Restate the whole of the material. Keep every word, and drop the pictures.

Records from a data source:
-----
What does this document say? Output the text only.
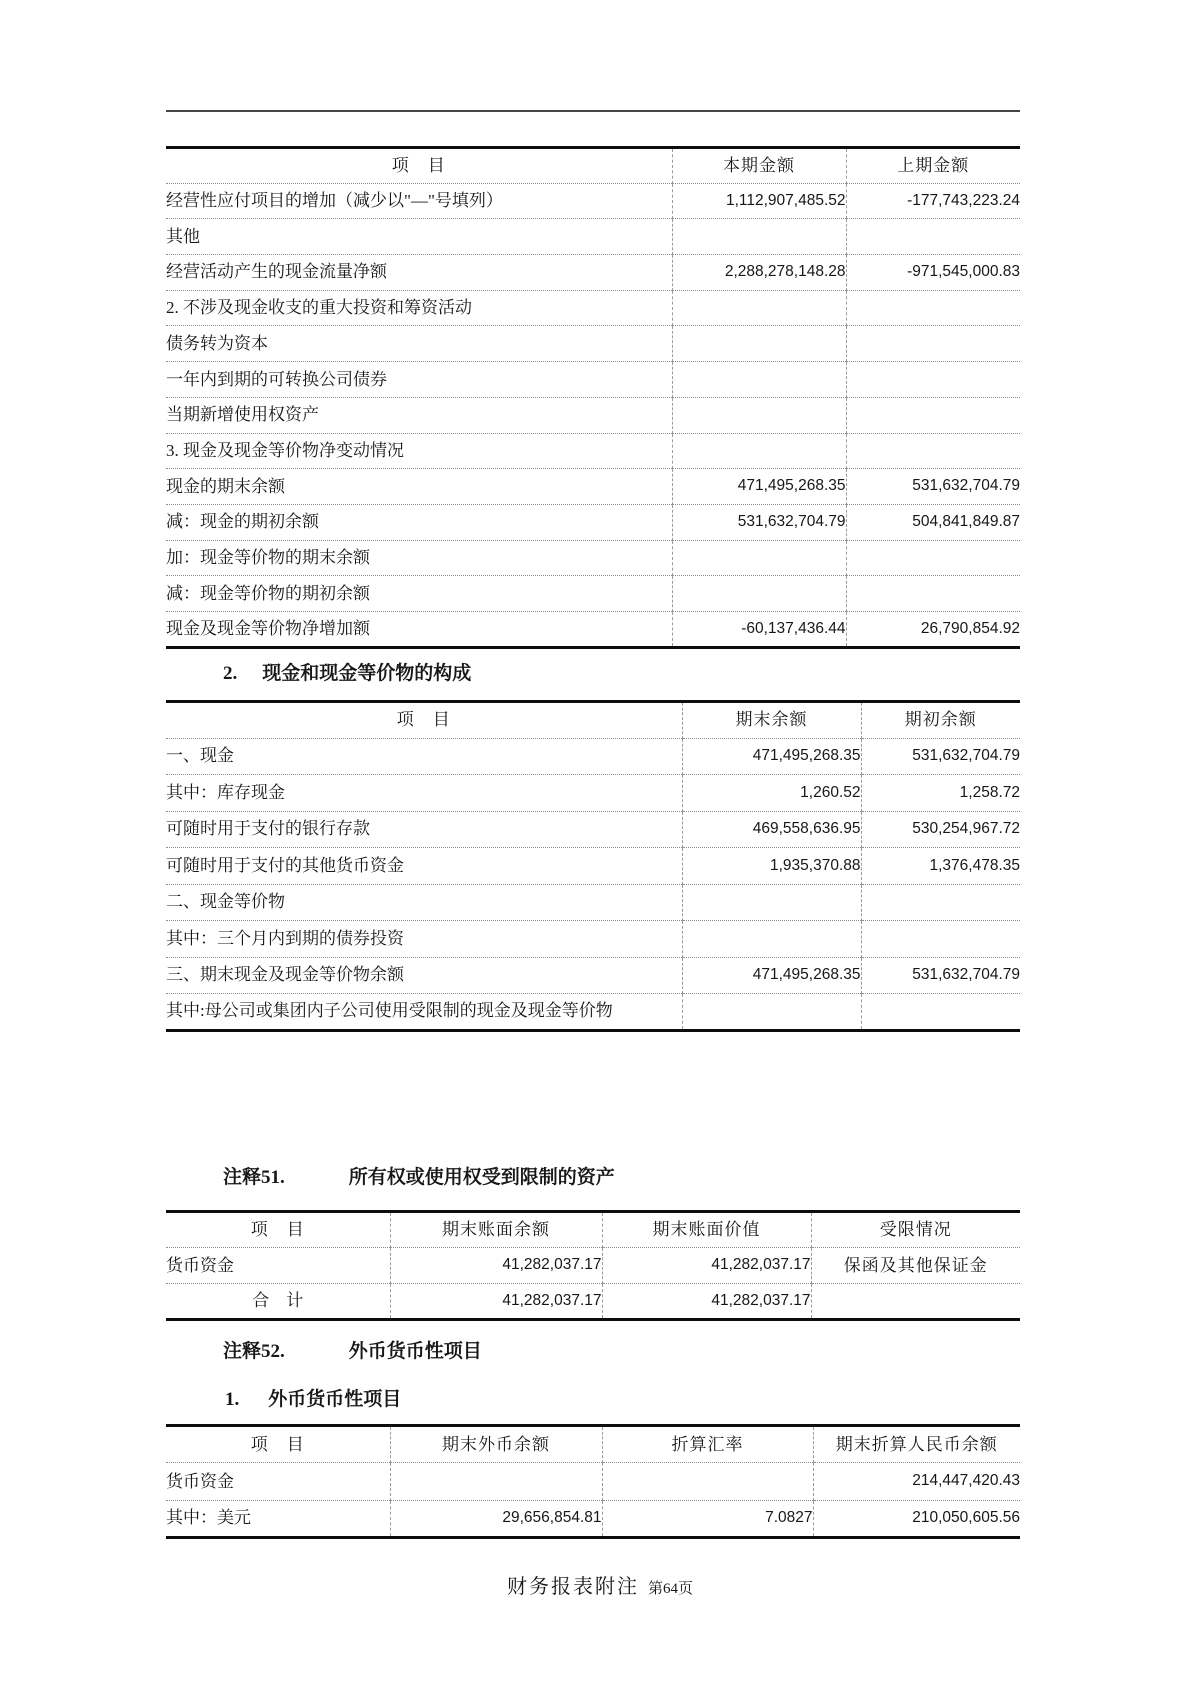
项　目	本期金额	上期金额
经营性应付项目的增加（减少以"—"号填列）	1,112,907,485.52	-177,743,223.24
其他		
经营活动产生的现金流量净额	2,288,278,148.28	-971,545,000.83
2. 不涉及现金收支的重大投资和筹资活动		
债务转为资本		
一年内到期的可转换公司债券		
当期新增使用权资产		
3. 现金及现金等价物净变动情况		
现金的期末余额	471,495,268.35	531,632,704.79
减：现金的期初余额	531,632,704.79	504,841,849.87
加：现金等价物的期末余额		
减：现金等价物的期初余额		
现金及现金等价物净增加额	-60,137,436.44	26,790,854.92
2. 现金和现金等价物的构成
项　目	期末余额	期初余额
一、现金	471,495,268.35	531,632,704.79
其中：库存现金	1,260.52	1,258.72
可随时用于支付的银行存款	469,558,636.95	530,254,967.72
可随时用于支付的其他货币资金	1,935,370.88	1,376,478.35
二、现金等价物		
其中：三个月内到期的债券投资		
三、期末现金及现金等价物余额	471,495,268.35	531,632,704.79
其中:母公司或集团内子公司使用受限制的现金及现金等价物		
注释51.	所有权或使用权受到限制的资产
项　目	期末账面余额	期末账面价值	受限情况
货币资金	41,282,037.17	41,282,037.17	保函及其他保证金
合　计	41,282,037.17	41,282,037.17	
注释52.	外币货币性项目
1. 外币货币性项目
项　目	期末外币余额	折算汇率	期末折算人民币余额
货币资金			214,447,420.43
其中：美元	29,656,854.81	7.0827	210,050,605.56
财务报表附注 第64页
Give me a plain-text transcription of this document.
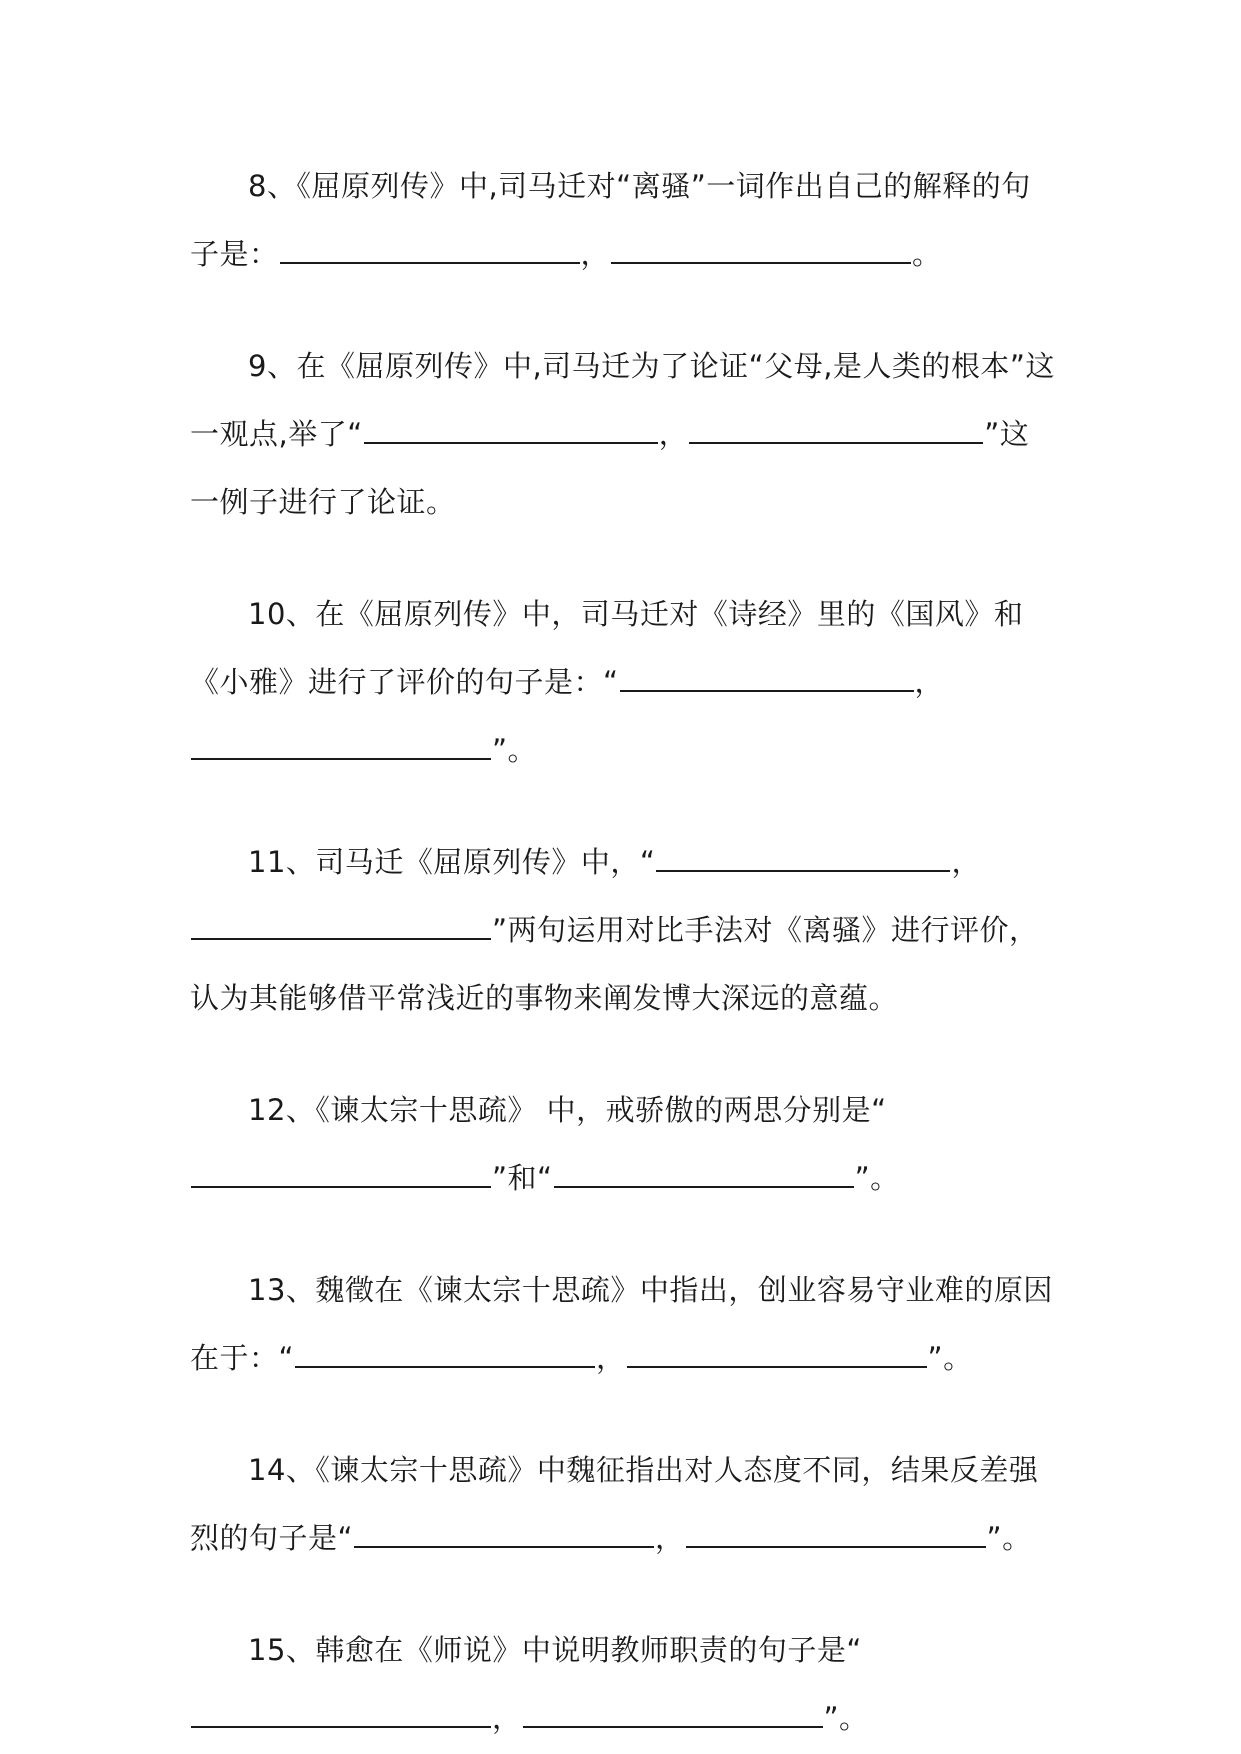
8、《屈原列传》中,司马迁对“离骚”一词作出自己的解释的句子是：	，	。

9、在《屈原列传》中,司马迁为了论证“父母,是人类的根本”这一观点,举了“	，	”这一例子进行了论证。

10、在《屈原列传》中，司马迁对《诗经》里的《国风》和《小雅》进行了评价的句子是：“	，”。

11、司马迁《屈原列传》中，“	，”两句运用对比手法对《离骚》进行评价，认为其能够借平常浅近的事物来阐发博大深远的意蕴。

12、《谏太宗十思疏》 中，戒骄傲的两思分别是“”和“	”。

13、魏徵在《谏太宗十思疏》中指出，创业容易守业难的原因在于：“	，	”。

14、《谏太宗十思疏》中魏征指出对人态度不同，结果反差强烈的句子是“	，	”。

15、韩愈在《师说》中说明教师职责的句子是“，	”。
-----
Response for this exercise:
What does this document say? Output the text only.
项　目	本期金额	上期金额
经营性应付项目的增加（减少以"—"号填列）	1,112,907,485.52	-177,743,223.24
其他		
经营活动产生的现金流量净额	2,288,278,148.28	-971,545,000.83
2. 不涉及现金收支的重大投资和筹资活动		
债务转为资本		
一年内到期的可转换公司债券		
当期新增使用权资产		
3. 现金及现金等价物净变动情况		
现金的期末余额	471,495,268.35	531,632,704.79
减：现金的期初余额	531,632,704.79	504,841,849.87
加：现金等价物的期末余额		
减：现金等价物的期初余额		
现金及现金等价物净增加额	-60,137,436.44	26,790,854.92
2. 现金和现金等价物的构成
项　目	期末余额	期初余额
一、现金	471,495,268.35	531,632,704.79
其中：库存现金	1,260.52	1,258.72
可随时用于支付的银行存款	469,558,636.95	530,254,967.72
可随时用于支付的其他货币资金	1,935,370.88	1,376,478.35
二、现金等价物		
其中：三个月内到期的债券投资		
三、期末现金及现金等价物余额	471,495,268.35	531,632,704.79
其中:母公司或集团内子公司使用受限制的现金及现金等价物		
注释51.	所有权或使用权受到限制的资产
项　目	期末账面余额	期末账面价值	受限情况
货币资金	41,282,037.17	41,282,037.17	保函及其他保证金
合　计	41,282,037.17	41,282,037.17	
注释52.	外币货币性项目
1. 外币货币性项目
项　目	期末外币余额	折算汇率	期末折算人民币余额
货币资金			214,447,420.43
其中：美元	29,656,854.81	7.0827	210,050,605.56
财务报表附注 第64页
Give me a plain-text transcription of this document.
8、《屈原列传》中,司马迁对“离骚”一词作出自己的解释的句子是：	，	。

9、在《屈原列传》中,司马迁为了论证“父母,是人类的根本”这一观点,举了“	，	”这一例子进行了论证。

10、在《屈原列传》中，司马迁对《诗经》里的《国风》和《小雅》进行了评价的句子是：“	，”。

11、司马迁《屈原列传》中，“	，”两句运用对比手法对《离骚》进行评价，认为其能够借平常浅近的事物来阐发博大深远的意蕴。

12、《谏太宗十思疏》 中，戒骄傲的两思分别是“”和“	”。

13、魏徵在《谏太宗十思疏》中指出，创业容易守业难的原因在于：“	，	”。

14、《谏太宗十思疏》中魏征指出对人态度不同，结果反差强烈的句子是“	，	”。

15、韩愈在《师说》中说明教师职责的句子是“，	”。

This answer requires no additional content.